*SUPPLIED ENTRIES:*
-=-=-
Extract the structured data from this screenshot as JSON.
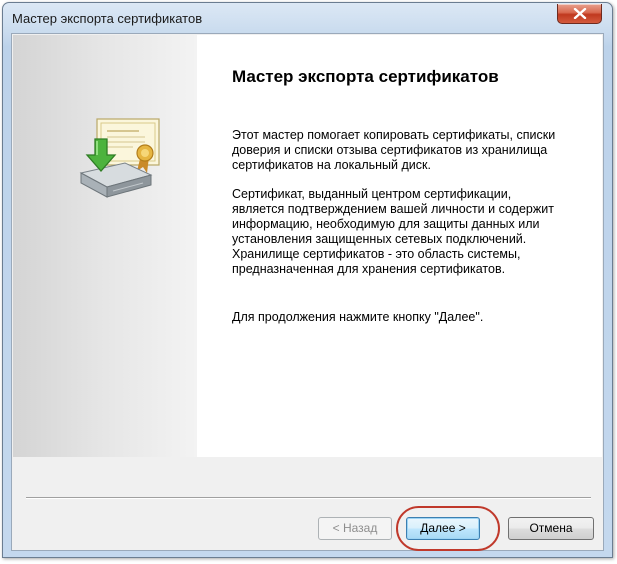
{
  "window": {
    "title": "Мастер экспорта сертификатов"
  },
  "titlebar": {
    "close_icon": "close-icon"
  },
  "side_panel": {
    "icon": "certificate-export-icon"
  },
  "content": {
    "heading": "Мастер экспорта сертификатов",
    "paragraph1": "Этот мастер помогает копировать сертификаты, списки доверия и списки отзыва сертификатов из хранилища сертификатов на локальный диск.",
    "paragraph2": "Сертификат, выданный центром сертификации, является подтверждением вашей личности и содержит информацию, необходимую для защиты данных или установления защищенных сетевых подключений. Хранилище сертификатов - это область системы, предназначенная для хранения сертификатов.",
    "paragraph3": "Для продолжения нажмите кнопку \"Далее\"."
  },
  "buttons": {
    "back_label": "< Назад",
    "next_label": "Далее >",
    "cancel_label": "Отмена"
  },
  "colors": {
    "annotation_ring": "#c0392b",
    "titlebar": "#c4d8ee",
    "close_button": "#c0391f"
  }
}
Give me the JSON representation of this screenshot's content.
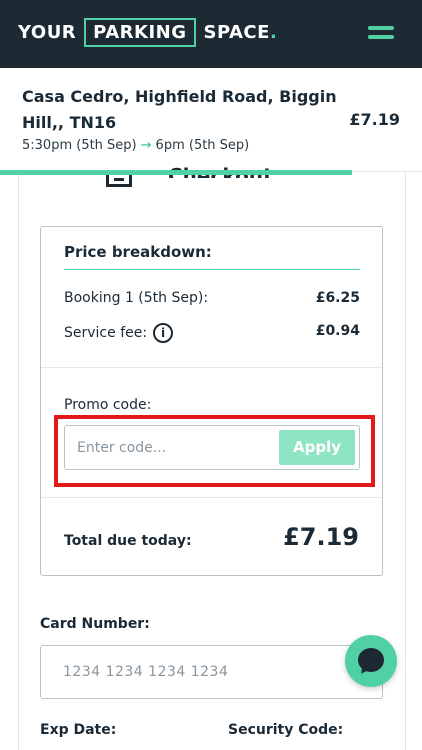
{
  "header": {
    "logo": {
      "word1": "YOUR",
      "word2": "PARKING",
      "word3": "SPACE",
      "dot": "."
    },
    "menu_icon": "hamburger-menu-icon"
  },
  "booking": {
    "location": "Casa Cedro, Highfield Road, Biggin Hill,, TN16",
    "price": "£7.19",
    "start": "5:30pm (5th Sep)",
    "arrow": "→",
    "end": "6pm (5th Sep)"
  },
  "checkout": {
    "title_peek": "Checkout"
  },
  "price_breakdown": {
    "title": "Price breakdown:",
    "lines": [
      {
        "label": "Booking 1 (5th Sep):",
        "amount": "£6.25"
      },
      {
        "label": "Service fee:",
        "amount": "£0.94"
      }
    ],
    "info_icon_glyph": "i",
    "promo_label": "Promo code:",
    "promo_placeholder": "Enter code...",
    "apply_label": "Apply",
    "total_label": "Total due today:",
    "total_amount": "£7.19"
  },
  "payment": {
    "card_number_label": "Card Number:",
    "card_placeholder": "1234 1234 1234 1234",
    "exp_label": "Exp Date:",
    "security_label": "Security Code:"
  },
  "colors": {
    "accent": "#4fd1a5",
    "header_bg": "#1e2a33",
    "highlight": "#e31919"
  }
}
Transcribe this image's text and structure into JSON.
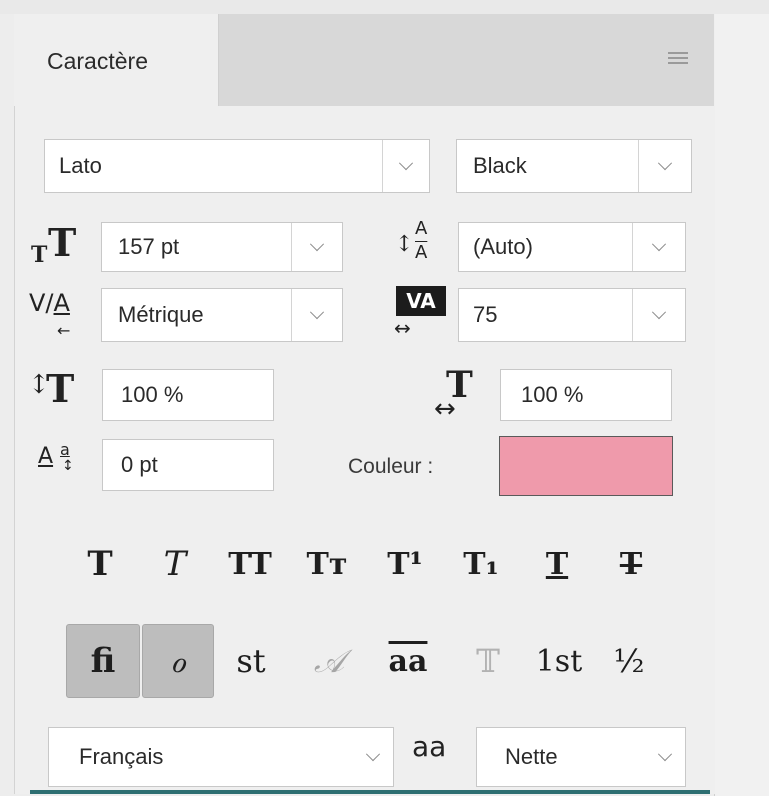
{
  "panel": {
    "tab_label": "Caractère"
  },
  "font": {
    "family": "Lato",
    "style": "Black"
  },
  "size": {
    "font_size": "157 pt",
    "leading": "(Auto)"
  },
  "spacing": {
    "kerning": "Métrique",
    "tracking": "75"
  },
  "scale": {
    "vertical": "100 %",
    "horizontal": "100 %"
  },
  "baseline": {
    "shift": "0 pt"
  },
  "color": {
    "label": "Couleur :",
    "value": "#ef9aab"
  },
  "style_buttons": [
    {
      "glyph": "T",
      "name": "faux-bold"
    },
    {
      "glyph": "T",
      "name": "faux-italic"
    },
    {
      "glyph": "TT",
      "name": "all-caps"
    },
    {
      "glyph": "Tт",
      "name": "small-caps"
    },
    {
      "glyph": "T¹",
      "name": "superscript"
    },
    {
      "glyph": "T₁",
      "name": "subscript"
    },
    {
      "glyph": "T",
      "name": "underline"
    },
    {
      "glyph": "T",
      "name": "strikethrough"
    }
  ],
  "opentype_buttons": [
    {
      "glyph": "fi",
      "name": "standard-ligatures",
      "active": true
    },
    {
      "glyph": "ℴ",
      "name": "contextual-alternates",
      "active": true
    },
    {
      "glyph": "st",
      "name": "discretionary-ligatures",
      "active": false
    },
    {
      "glyph": "𝒜",
      "name": "swash",
      "active": false
    },
    {
      "glyph": "aa",
      "name": "stylistic-alternates",
      "active": false
    },
    {
      "glyph": "𝕋",
      "name": "titling-alternates",
      "active": false
    },
    {
      "glyph": "1st",
      "name": "ordinals",
      "active": false
    },
    {
      "glyph": "½",
      "name": "fractions",
      "active": false
    }
  ],
  "language": {
    "value": "Français",
    "aa_glyph": "aa",
    "antialias": "Nette"
  }
}
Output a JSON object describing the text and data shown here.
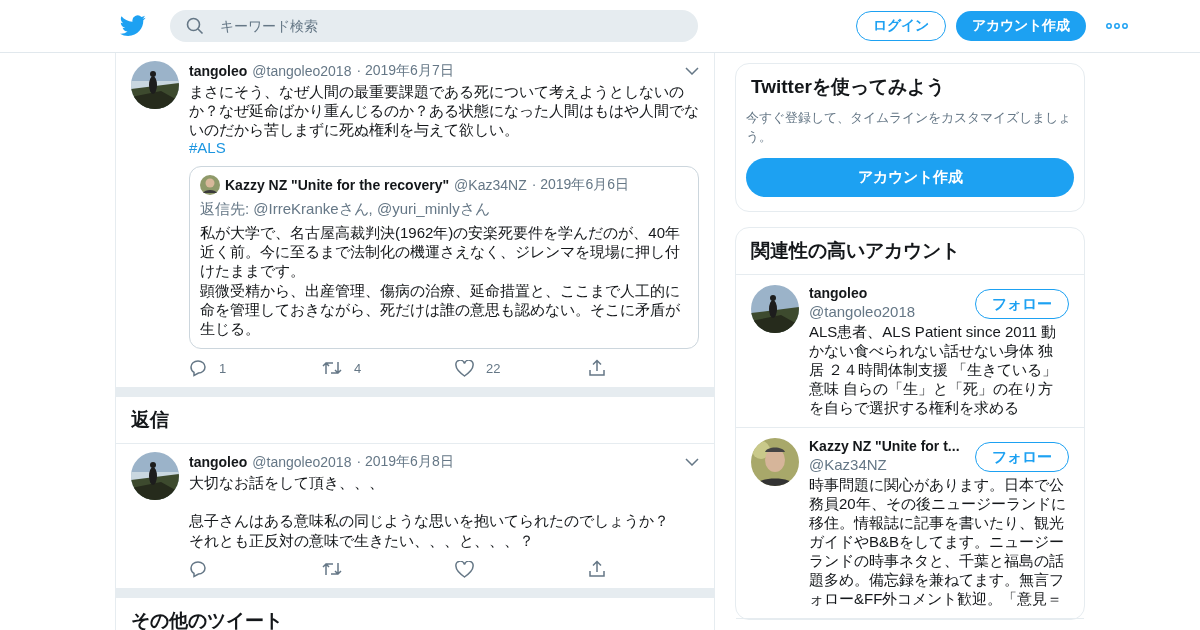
{
  "header": {
    "search_placeholder": "キーワード検索",
    "login": "ログイン",
    "signup": "アカウント作成"
  },
  "tweets": [
    {
      "name": "tangoleo",
      "handle": "@tangoleo2018",
      "date": "· 2019年6月7日",
      "paragraphs": [
        [
          "まさにそう、なぜ人間の最重要課題である死について考えようとしないのか？なぜ延命ばかり重んじるのか？ある状態になった人間はもはや人間でないのだから苦しまずに死ぬ権利を与えて欲しい。"
        ]
      ],
      "hashtag": "#ALS",
      "quote": {
        "name": "Kazzy NZ \"Unite for the recovery\"",
        "handle": "@Kaz34NZ",
        "date": "· 2019年6月6日",
        "reply_to": "返信先: @IrreKrankeさん, @yuri_minlyさん",
        "lines": [
          "私が大学で、名古屋高裁判決(1962年)の安楽死要件を学んだのが、40年近く前。今に至るまで法制化の機運さえなく、ジレンマを現場に押し付けたままです。",
          "顕微受精から、出産管理、傷病の治療、延命措置と、ここまで人工的に命を管理しておきながら、死だけは誰の意思も認めない。そこに矛盾が生じる。"
        ]
      },
      "actions": [
        {
          "kind": "reply",
          "count": "1"
        },
        {
          "kind": "retweet",
          "count": "4"
        },
        {
          "kind": "like",
          "count": "22"
        },
        {
          "kind": "share"
        }
      ]
    }
  ],
  "replies_heading": "返信",
  "replies": [
    {
      "name": "tangoleo",
      "handle": "@tangoleo2018",
      "date": "· 2019年6月8日",
      "paragraphs": [
        [
          "大切なお話をして頂き、、、"
        ],
        [
          "息子さんはある意味私の同じような思いを抱いてられたのでしょうか？",
          "それとも正反対の意味で生きたい、、、と、、、？"
        ]
      ],
      "actions": [
        {
          "kind": "reply"
        },
        {
          "kind": "retweet"
        },
        {
          "kind": "like"
        },
        {
          "kind": "share"
        }
      ]
    }
  ],
  "more_heading": "その他のツイート",
  "signup_card": {
    "title": "Twitterを使ってみよう",
    "subtitle": "今すぐ登録して、タイムラインをカスタマイズしましょう。",
    "button": "アカウント作成"
  },
  "related": {
    "title": "関連性の高いアカウント",
    "accounts": [
      {
        "name": "tangoleo",
        "handle": "@tangoleo2018",
        "follow": "フォロー",
        "bio_lines": [
          "ALS患者、ALS Patient since 2011 動",
          "かない食べられない話せない身体 独",
          "居 ２４時間体制支援 「生きている」",
          "意味 自らの「生」と「死」の在り方",
          "を自らで選択する権利を求める"
        ]
      },
      {
        "name": "Kazzy NZ \"Unite for t...",
        "handle": "@Kaz34NZ",
        "follow": "フォロー",
        "bio_lines": [
          "時事問題に関心があります。日本で公",
          "務員20年、その後ニュージーランドに",
          "移住。情報誌に記事を書いたり、観光",
          "ガイドやB&Bをしてます。ニュージー",
          "ランドの時事ネタと、千葉と福島の話",
          "題多め。備忘録を兼ねてます。無言フ",
          "ォロー&FF外コメント歓迎。「意見＝"
        ]
      }
    ]
  }
}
-=-=-
*TASK DIRECTIONS:* Each line in the listing above either holds the string "ligatures" or does not; state how many do, giving the number only.

*FULL RESPONSE:* 2